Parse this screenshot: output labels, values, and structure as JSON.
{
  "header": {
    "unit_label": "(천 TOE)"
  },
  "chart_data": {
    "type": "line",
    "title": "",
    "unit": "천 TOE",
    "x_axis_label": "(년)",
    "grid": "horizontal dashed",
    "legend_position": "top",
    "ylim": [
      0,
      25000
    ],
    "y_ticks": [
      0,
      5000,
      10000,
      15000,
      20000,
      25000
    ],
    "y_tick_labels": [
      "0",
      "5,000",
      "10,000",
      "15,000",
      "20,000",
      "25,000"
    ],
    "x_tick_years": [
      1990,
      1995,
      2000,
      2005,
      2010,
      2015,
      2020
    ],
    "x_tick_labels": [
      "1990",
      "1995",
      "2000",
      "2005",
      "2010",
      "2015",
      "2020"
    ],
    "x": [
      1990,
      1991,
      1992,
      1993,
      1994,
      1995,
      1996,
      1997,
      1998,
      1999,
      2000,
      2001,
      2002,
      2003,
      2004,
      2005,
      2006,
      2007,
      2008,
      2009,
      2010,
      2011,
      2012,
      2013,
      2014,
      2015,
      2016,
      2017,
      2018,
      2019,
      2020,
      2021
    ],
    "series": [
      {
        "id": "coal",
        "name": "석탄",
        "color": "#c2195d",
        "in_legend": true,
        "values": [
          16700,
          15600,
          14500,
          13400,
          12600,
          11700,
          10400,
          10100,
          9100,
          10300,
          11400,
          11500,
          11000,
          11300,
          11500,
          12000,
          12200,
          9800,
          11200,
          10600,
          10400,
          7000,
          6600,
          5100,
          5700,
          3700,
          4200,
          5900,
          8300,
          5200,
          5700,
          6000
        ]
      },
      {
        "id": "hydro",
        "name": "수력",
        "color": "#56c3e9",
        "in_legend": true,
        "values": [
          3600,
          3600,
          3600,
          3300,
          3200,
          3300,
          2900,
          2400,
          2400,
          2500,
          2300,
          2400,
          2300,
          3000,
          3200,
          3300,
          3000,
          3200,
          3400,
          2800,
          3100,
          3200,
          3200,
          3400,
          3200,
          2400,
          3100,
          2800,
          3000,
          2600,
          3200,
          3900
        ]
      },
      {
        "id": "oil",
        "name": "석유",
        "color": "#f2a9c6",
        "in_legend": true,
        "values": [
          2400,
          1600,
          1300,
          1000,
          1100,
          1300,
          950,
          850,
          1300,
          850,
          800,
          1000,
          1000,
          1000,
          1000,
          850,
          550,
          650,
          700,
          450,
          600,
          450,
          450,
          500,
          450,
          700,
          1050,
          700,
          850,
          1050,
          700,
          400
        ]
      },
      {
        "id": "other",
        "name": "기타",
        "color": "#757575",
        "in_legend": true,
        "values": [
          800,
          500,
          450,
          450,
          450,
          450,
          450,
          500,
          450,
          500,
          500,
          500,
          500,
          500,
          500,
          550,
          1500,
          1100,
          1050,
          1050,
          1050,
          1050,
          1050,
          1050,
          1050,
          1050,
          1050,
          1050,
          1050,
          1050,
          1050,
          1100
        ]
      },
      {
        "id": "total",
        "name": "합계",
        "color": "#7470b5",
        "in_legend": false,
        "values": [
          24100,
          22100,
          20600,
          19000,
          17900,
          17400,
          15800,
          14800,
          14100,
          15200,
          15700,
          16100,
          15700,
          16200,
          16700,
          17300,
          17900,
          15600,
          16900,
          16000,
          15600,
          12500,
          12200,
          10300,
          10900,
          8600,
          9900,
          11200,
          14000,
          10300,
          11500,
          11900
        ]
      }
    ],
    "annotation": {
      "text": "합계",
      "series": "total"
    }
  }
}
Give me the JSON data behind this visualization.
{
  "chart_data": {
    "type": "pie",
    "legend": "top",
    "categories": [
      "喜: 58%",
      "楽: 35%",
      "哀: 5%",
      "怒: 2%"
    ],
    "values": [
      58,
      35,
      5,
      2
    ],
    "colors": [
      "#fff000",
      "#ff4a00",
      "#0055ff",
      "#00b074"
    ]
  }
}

## WHAT IS REQUIRED
Copy every line of the listing containing the string "this".

## FULL RESPONSE
Parse this screenshot: output labels, values, and structure as JSON.
Give me the JSON data behind this visualization.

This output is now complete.